Exercise directions: Go through each line of the records below and count those with the word "JSON"; give only the total.

The records:
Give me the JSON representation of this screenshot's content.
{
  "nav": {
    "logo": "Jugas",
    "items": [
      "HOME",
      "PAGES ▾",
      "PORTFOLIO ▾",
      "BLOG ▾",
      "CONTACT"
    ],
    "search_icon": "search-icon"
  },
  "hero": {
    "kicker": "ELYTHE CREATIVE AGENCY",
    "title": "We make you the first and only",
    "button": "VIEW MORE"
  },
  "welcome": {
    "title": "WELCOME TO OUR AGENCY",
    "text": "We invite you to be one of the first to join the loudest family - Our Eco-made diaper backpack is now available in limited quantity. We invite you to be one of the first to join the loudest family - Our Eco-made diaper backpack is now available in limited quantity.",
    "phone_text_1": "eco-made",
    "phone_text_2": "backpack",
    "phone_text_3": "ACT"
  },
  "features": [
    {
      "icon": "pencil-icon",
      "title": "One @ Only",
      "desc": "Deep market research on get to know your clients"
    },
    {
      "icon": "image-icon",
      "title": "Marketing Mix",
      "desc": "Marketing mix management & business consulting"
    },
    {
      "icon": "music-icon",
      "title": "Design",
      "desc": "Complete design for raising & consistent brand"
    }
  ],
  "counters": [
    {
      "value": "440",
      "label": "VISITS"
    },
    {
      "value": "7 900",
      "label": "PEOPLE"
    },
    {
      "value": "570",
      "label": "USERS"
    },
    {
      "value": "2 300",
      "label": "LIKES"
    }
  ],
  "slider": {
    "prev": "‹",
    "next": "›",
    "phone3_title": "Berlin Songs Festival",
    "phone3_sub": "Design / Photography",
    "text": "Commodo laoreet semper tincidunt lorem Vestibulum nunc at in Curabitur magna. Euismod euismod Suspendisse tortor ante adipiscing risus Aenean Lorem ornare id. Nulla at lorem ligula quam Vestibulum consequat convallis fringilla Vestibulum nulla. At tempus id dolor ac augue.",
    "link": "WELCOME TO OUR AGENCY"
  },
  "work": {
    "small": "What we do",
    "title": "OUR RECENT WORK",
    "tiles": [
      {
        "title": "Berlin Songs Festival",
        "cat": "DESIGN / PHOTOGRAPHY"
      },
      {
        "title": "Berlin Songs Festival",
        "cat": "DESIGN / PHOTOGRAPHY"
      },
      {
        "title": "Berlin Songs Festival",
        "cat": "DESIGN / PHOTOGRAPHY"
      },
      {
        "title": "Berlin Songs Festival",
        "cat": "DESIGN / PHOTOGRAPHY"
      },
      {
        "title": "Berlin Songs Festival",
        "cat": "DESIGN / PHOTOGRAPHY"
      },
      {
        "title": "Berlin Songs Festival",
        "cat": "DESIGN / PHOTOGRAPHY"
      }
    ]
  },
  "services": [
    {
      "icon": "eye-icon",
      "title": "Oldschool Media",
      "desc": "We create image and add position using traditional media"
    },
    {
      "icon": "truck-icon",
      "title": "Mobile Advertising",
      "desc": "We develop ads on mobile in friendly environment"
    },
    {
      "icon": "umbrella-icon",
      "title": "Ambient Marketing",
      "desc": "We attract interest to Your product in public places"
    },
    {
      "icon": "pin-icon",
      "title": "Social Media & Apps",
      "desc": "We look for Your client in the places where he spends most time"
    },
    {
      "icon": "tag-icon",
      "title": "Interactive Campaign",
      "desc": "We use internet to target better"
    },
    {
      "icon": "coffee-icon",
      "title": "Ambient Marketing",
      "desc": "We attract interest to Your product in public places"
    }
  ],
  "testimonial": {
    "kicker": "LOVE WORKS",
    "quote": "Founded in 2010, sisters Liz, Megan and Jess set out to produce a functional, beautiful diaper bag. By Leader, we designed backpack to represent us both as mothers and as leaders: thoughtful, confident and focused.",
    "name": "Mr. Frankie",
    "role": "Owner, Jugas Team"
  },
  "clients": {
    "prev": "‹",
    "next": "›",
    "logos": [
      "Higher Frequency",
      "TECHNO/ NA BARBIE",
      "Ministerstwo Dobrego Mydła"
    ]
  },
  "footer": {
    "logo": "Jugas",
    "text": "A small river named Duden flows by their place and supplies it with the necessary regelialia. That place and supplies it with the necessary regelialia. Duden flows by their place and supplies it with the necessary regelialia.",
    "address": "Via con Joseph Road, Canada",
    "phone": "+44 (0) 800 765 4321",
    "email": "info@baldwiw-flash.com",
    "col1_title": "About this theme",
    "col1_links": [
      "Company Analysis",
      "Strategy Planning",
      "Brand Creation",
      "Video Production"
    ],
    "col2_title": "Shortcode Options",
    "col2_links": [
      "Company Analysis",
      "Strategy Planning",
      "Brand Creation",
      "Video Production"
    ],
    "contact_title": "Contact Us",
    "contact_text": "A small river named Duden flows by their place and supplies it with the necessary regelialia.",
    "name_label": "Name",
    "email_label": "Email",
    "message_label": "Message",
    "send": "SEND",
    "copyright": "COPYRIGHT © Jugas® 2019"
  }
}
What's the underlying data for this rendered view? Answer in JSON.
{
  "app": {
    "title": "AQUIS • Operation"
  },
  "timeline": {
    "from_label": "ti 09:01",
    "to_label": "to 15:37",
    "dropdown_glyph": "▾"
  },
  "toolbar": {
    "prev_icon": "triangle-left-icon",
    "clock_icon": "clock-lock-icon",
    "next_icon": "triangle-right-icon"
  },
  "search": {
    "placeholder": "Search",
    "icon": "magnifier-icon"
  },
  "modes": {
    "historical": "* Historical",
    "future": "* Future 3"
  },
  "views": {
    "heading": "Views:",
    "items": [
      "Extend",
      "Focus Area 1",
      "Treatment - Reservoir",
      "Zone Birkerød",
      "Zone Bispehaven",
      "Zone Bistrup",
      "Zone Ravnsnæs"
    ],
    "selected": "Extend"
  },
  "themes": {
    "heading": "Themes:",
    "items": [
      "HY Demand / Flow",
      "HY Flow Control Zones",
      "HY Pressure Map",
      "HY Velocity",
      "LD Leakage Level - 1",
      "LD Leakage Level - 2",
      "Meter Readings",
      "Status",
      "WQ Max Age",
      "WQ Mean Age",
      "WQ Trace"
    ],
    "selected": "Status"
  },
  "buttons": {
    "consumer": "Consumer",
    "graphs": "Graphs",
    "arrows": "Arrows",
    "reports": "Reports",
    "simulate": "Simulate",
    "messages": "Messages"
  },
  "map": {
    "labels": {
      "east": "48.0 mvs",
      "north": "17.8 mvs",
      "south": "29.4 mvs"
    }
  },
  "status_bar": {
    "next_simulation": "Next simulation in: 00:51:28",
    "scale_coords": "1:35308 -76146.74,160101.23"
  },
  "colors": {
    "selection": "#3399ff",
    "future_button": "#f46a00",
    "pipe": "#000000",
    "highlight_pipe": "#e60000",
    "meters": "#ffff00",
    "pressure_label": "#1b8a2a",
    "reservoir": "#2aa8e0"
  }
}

Answer to this problem: 2